▶ **MATERIAL SHOWN**
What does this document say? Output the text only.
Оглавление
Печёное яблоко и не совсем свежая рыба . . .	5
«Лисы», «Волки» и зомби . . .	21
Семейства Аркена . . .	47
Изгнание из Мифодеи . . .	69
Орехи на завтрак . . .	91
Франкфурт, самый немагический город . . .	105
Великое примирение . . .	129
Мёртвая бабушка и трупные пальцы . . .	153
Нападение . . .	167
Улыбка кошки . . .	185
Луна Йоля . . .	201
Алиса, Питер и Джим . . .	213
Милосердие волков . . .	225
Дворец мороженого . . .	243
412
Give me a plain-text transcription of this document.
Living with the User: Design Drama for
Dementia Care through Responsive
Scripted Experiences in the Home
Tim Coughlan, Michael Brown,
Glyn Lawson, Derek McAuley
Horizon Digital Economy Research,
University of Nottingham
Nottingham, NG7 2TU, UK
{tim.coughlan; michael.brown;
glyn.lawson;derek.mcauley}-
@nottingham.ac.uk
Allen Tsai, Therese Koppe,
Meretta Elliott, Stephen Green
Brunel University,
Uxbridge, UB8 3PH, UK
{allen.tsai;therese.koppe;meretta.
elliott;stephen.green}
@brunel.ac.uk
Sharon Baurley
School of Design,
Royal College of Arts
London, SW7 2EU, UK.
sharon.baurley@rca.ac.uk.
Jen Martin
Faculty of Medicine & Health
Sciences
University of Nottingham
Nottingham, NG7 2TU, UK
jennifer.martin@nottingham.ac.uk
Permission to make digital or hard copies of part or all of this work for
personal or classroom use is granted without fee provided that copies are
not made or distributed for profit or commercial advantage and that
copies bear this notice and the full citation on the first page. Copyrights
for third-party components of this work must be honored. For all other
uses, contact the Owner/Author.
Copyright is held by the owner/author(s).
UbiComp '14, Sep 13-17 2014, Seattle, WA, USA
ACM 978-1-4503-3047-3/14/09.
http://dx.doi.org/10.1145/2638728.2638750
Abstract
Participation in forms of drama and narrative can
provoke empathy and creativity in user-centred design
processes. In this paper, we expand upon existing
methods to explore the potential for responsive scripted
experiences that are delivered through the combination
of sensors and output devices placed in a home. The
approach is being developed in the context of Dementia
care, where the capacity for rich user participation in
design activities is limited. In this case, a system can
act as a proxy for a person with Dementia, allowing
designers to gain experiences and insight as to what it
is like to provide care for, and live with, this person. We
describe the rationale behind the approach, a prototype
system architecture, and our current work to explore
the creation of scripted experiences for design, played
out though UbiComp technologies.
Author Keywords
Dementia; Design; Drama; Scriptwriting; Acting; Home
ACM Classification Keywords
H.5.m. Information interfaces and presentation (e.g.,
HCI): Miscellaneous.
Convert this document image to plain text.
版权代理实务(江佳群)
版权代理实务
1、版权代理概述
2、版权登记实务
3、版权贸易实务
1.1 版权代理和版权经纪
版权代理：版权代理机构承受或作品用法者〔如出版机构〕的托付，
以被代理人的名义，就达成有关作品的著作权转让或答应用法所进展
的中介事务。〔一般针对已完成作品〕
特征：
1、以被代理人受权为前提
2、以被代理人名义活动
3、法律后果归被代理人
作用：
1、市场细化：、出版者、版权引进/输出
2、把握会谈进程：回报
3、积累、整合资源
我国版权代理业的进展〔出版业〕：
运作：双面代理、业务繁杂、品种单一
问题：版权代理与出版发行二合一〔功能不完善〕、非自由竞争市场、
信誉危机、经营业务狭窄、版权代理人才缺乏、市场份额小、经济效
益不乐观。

▶ **WHAT YOU SHOULD DO**
Only the number is needed: state how many lines in the listing contain "document".

▶ **TASK RESPONSE**
3